Task brief →
Looking at the listing, state how many of its lines contain the string "العلامة". Write only the number.

Given data →
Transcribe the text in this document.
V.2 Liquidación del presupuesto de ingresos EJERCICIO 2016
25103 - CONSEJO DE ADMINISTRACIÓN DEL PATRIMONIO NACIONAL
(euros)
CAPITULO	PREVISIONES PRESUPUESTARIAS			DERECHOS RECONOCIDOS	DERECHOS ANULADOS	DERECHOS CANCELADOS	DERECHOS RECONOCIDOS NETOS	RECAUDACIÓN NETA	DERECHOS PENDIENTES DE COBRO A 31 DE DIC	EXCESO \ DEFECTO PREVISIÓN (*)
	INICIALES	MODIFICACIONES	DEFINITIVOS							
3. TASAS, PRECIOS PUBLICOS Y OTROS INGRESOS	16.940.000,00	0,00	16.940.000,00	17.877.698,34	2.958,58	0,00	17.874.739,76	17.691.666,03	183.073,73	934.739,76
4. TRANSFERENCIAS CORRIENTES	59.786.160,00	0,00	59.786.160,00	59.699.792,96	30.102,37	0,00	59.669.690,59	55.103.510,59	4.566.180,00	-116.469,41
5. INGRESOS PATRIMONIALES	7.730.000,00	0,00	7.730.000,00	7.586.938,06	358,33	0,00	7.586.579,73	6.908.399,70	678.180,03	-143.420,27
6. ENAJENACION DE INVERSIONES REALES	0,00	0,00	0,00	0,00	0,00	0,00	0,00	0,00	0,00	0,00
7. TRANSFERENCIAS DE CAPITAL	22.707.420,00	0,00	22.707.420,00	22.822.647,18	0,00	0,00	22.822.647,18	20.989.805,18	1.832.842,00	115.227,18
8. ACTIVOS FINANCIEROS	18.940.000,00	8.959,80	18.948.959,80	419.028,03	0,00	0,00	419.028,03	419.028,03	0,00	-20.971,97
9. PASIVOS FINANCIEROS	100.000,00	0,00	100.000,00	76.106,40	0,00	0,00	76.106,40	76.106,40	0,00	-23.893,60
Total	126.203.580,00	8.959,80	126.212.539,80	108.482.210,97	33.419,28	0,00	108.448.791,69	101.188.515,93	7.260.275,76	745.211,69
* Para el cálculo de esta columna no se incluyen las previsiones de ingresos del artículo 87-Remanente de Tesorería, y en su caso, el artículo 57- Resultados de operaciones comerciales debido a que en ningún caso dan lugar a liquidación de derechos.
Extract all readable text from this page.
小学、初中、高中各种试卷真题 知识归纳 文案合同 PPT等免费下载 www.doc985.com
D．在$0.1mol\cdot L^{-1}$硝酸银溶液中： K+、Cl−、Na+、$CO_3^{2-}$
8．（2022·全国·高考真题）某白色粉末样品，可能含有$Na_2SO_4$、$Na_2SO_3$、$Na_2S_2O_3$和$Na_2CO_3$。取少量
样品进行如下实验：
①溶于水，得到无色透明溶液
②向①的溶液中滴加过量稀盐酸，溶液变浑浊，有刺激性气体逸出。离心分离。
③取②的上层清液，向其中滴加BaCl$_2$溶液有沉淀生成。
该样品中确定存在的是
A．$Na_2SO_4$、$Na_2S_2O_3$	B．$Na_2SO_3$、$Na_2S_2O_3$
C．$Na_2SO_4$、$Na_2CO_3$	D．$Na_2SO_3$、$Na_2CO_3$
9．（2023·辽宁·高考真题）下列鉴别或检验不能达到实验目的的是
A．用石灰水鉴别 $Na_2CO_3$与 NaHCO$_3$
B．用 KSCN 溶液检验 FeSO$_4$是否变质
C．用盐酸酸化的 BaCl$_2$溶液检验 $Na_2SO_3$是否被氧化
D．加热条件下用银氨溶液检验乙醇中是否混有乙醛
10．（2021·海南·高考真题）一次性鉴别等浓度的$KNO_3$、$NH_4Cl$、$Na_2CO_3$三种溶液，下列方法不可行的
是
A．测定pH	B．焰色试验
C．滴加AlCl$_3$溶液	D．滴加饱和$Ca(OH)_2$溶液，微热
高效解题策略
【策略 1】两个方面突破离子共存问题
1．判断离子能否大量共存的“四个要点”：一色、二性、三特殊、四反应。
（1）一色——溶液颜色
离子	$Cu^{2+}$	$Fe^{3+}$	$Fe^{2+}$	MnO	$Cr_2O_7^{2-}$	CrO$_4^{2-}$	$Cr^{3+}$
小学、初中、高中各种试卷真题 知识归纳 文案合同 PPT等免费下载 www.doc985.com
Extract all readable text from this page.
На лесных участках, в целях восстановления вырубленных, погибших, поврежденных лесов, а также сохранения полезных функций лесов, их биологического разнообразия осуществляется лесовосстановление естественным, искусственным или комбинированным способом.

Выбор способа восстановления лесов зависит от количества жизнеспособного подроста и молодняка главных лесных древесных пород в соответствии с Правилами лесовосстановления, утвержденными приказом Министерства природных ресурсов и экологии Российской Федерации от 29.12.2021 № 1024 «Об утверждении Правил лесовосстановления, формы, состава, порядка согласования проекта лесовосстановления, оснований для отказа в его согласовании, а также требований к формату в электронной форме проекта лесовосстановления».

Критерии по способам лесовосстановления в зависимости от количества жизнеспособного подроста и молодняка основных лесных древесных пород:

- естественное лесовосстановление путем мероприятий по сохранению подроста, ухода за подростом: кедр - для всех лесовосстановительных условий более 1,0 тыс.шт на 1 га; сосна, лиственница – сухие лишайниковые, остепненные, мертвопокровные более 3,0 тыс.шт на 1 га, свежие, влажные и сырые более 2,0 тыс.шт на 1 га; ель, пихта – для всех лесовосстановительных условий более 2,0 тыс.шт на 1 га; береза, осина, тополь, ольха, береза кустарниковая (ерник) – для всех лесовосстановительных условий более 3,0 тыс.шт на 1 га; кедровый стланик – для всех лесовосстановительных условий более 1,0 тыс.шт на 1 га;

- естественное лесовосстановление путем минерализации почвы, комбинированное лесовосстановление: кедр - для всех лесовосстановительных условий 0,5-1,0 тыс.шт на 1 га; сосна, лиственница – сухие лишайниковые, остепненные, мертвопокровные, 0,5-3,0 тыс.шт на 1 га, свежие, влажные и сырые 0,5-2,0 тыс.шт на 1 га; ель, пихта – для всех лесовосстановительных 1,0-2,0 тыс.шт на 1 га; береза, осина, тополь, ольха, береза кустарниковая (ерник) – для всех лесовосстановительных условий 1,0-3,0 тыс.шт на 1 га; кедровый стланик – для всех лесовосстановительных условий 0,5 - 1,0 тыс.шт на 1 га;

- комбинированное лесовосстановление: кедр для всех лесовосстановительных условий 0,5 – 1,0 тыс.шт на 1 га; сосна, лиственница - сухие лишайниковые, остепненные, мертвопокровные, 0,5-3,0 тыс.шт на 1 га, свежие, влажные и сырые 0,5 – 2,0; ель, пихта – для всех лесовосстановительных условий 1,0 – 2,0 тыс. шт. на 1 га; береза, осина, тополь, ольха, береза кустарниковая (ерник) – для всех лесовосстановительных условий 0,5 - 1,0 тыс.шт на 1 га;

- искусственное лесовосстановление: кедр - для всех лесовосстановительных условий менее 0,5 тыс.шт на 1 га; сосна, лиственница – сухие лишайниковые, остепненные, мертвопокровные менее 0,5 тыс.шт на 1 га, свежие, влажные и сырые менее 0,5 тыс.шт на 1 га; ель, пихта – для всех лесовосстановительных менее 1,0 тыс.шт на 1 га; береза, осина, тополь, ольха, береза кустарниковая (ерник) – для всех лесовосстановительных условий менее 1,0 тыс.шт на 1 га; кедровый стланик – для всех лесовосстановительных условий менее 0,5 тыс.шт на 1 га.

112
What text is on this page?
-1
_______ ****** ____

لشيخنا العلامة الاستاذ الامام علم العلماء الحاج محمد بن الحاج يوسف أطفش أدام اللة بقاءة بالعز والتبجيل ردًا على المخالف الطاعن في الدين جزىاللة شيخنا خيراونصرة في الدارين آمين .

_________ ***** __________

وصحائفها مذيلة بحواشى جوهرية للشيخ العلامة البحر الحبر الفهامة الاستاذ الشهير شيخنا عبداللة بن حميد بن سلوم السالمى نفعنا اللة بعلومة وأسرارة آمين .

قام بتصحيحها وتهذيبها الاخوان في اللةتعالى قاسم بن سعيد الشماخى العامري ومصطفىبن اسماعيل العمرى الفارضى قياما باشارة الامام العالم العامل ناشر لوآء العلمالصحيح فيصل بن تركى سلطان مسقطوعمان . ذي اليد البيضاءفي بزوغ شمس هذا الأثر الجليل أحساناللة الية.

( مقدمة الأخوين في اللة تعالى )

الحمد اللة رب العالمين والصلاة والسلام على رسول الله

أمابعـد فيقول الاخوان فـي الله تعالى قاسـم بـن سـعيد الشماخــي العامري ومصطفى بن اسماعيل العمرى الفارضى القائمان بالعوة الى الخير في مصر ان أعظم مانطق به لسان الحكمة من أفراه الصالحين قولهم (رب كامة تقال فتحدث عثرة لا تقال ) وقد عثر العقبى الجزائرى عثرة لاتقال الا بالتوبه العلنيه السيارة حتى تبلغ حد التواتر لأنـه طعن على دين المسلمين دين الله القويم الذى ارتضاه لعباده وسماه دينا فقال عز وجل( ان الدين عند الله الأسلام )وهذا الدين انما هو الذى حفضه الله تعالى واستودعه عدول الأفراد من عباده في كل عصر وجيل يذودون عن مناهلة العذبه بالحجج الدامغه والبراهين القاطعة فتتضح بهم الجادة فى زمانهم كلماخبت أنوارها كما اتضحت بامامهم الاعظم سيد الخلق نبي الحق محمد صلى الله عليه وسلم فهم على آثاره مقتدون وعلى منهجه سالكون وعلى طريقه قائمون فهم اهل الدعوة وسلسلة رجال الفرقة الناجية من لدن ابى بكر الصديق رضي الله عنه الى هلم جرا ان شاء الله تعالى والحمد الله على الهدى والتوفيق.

Written answer →
2